■ Text excerpt:
►
CLI Usage¶
nym-vpnc is the command-line client that communicates with the nym-vpnd daemon via gRPC.
Connection¶
# Connect with default settings
nym-vpnc connect-v2
# Disconnect
nym-vpnc disconnect
# Check connection status
nym-vpnc status
Gateway Management¶
# View current gateway selection
nym-vpnc gateway get
# List gateways by type (mixnet-entry, mixnet-exit, wg)
nym-vpnc gateway list mixnet-exit
# Set entry/exit gateways by country
nym-vpnc gateway set --entry-country DE --exit-country CH
# Set a specific gateway by ID
nym-vpnc gateway set --exit-id <base58-gateway-id>
# Auto-select with random gateways
nym-vpnc gateway set --entry-random --exit-random
Account¶
# Import account recovery phrase
nym-vpnc account set "your twenty four word mnemonic phrase here"
# View account info
nym-vpnc account get
# Remove stored credentials
nym-vpnc account forget
# Rotate WireGuard keys
nym-vpnc account rotate-keys
Inbound Services¶
Expose port-forwarded services to the WAN while the kill-switch is on. See the Inbound Services guide for the full mechanism and recipes.
# List, add, delete
nym-vpnc inbound list
nym-vpnc inbound add tcp:443 --label "HTTPS"
nym-vpnc inbound add udp:51820
nym-vpnc inbound del tcp:443
The exemption uses the WAN-side port. For LAN-hosted services you also need a port forward in Network → Firewall → Port Forwards.
Tunnel Settings¶
# View tunnel configuration
nym-vpnc tunnel get
# Configure tunnel options
nym-vpnc tunnel set --ipv6 on --two-hop on
# Disable kill-switch (for PBR compatibility)
nym-vpnc tunnel set --killswitch off
# Re-enable kill-switch
nym-vpnc tunnel set --killswitch on
Network Settings¶
# View current network (mainnet, canary)
◄
■ Instructions:
(1) Which full commands does the CLI usage page list under its Account heading?
(2) Carry on writing the CLI usage page from its final line, the comment about viewing the current network.

■ Data provided:
►
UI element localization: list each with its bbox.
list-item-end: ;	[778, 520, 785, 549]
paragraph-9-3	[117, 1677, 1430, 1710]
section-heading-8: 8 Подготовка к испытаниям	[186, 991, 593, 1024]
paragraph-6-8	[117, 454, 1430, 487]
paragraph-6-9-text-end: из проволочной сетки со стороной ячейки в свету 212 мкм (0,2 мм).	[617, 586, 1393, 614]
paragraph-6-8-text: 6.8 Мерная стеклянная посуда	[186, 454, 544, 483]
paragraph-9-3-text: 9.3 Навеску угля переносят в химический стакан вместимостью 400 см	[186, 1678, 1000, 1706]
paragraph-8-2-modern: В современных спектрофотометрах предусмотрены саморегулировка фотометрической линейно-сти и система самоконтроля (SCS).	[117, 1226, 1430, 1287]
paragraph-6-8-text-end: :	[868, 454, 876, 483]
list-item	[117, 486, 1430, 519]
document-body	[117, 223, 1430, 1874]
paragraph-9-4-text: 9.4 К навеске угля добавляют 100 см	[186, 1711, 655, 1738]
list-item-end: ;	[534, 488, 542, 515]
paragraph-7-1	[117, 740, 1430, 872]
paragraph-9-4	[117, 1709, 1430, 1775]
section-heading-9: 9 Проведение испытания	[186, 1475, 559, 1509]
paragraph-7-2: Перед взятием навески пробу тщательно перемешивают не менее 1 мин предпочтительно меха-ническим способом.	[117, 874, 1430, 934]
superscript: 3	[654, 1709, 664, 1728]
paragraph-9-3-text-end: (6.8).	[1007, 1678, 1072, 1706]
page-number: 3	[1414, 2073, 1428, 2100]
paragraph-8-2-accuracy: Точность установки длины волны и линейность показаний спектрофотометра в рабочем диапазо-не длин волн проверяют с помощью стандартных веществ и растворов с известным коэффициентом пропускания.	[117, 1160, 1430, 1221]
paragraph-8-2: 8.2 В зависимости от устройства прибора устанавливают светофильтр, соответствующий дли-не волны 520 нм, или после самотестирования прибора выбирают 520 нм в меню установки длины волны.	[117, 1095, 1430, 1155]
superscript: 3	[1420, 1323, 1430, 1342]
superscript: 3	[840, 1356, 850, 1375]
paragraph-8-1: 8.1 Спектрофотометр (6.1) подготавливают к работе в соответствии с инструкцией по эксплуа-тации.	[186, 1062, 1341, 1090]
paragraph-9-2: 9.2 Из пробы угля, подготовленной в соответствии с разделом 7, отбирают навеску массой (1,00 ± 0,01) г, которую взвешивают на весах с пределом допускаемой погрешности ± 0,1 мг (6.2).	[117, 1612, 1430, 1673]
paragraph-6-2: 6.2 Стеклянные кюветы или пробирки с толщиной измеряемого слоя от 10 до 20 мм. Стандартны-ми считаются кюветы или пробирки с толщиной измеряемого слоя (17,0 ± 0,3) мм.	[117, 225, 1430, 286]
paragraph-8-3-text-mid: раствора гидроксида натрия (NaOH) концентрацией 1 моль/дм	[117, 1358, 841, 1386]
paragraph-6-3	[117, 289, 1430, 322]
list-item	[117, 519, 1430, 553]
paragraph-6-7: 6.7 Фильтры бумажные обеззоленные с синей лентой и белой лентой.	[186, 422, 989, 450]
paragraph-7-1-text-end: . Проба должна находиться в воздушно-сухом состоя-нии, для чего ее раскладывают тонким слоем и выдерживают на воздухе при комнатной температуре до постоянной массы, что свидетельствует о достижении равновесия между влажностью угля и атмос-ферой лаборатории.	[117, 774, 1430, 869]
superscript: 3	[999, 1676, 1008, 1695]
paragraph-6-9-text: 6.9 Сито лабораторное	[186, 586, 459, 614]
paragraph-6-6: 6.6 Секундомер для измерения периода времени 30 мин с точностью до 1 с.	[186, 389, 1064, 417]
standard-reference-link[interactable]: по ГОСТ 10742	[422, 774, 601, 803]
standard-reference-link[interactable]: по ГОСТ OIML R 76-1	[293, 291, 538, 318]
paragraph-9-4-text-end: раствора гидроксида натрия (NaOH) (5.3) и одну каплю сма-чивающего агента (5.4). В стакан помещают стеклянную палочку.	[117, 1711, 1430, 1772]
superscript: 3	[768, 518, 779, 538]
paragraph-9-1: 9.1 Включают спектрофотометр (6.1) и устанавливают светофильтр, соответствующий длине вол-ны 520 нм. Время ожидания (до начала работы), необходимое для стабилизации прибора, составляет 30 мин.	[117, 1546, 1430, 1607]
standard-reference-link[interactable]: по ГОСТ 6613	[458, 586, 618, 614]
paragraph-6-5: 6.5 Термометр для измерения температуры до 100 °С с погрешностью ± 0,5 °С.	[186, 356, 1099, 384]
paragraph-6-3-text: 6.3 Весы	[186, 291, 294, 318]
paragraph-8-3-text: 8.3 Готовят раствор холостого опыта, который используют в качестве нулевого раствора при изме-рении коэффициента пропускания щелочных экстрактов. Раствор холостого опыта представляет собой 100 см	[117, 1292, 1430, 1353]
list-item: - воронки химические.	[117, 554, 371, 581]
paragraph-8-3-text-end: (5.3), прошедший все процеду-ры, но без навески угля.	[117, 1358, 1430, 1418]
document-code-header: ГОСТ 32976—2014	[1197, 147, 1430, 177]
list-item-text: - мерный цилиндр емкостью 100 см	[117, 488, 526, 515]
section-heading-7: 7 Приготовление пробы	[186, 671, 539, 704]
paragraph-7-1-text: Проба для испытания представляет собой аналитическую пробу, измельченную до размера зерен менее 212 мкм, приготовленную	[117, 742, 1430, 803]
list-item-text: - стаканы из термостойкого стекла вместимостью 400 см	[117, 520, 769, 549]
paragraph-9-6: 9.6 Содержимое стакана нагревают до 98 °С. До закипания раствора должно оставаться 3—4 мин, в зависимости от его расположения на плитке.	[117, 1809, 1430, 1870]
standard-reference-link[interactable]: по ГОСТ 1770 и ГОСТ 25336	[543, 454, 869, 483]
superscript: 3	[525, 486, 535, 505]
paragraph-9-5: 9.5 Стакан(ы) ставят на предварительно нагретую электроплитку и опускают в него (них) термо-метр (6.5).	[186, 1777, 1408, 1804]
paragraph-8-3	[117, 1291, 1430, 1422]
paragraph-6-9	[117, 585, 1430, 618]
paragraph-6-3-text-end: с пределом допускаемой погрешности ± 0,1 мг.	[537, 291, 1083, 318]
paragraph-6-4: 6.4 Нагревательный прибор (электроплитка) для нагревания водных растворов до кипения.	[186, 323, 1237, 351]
◄
■ Answers to this exercise:
(1)
nym-vpnc account set "your twenty four word mnemonic phrase here"
nym-vpnc account get
nym-vpnc account forget
nym-vpnc account rotate-keys

(2)
nym-vpnc network get
# Set network
nym-vpnc network set mainnet
LAN Policy¶
# View current LAN policy
nym-vpnc lan get
# Allow LAN device access while connected
nym-vpnc lan set allow
# Block LAN device access while connected
nym-vpnc lan set block
DNS¶
# View DNS configuration
nym-vpnc dns get
# Set custom DNS servers
nym-vpnc dns set 1.1.1.1 9.9.9.9
# Enable/disable custom DNS
nym-vpnc dns enable
nym-vpnc dns disable
# Clear custom DNS servers
nym-vpnc dns clear
Ad Blocking¶
# View ad-blocking status
nym-vpnc ad-block get
# Enable/disable ad-blocking
nym-vpnc ad-block set enabled
nym-vpnc ad-block set disabled
Daemon Control¶
# Check daemon status
nym-vpnc info
# Via init script
/etc/init.d/nym-vpnd start
/etc/init.d/nym-vpnd stop
/etc/init.d/nym-vpnd restart
/etc/init.d/nym-vpnd status
The service is managed by procd with automatic respawn (up to 5 times within a 3600s window). On stop, the init script calls nym-vpnc disconnect to clean up firewall rules and tunnels.
Configuration¶
Settings are stored in /etc/config/nym-vpn (UCI format, preserved across firmware upgrades). Settings are managed through nym-vpnc or the LuCI interface — direct UCI editing is not recommended.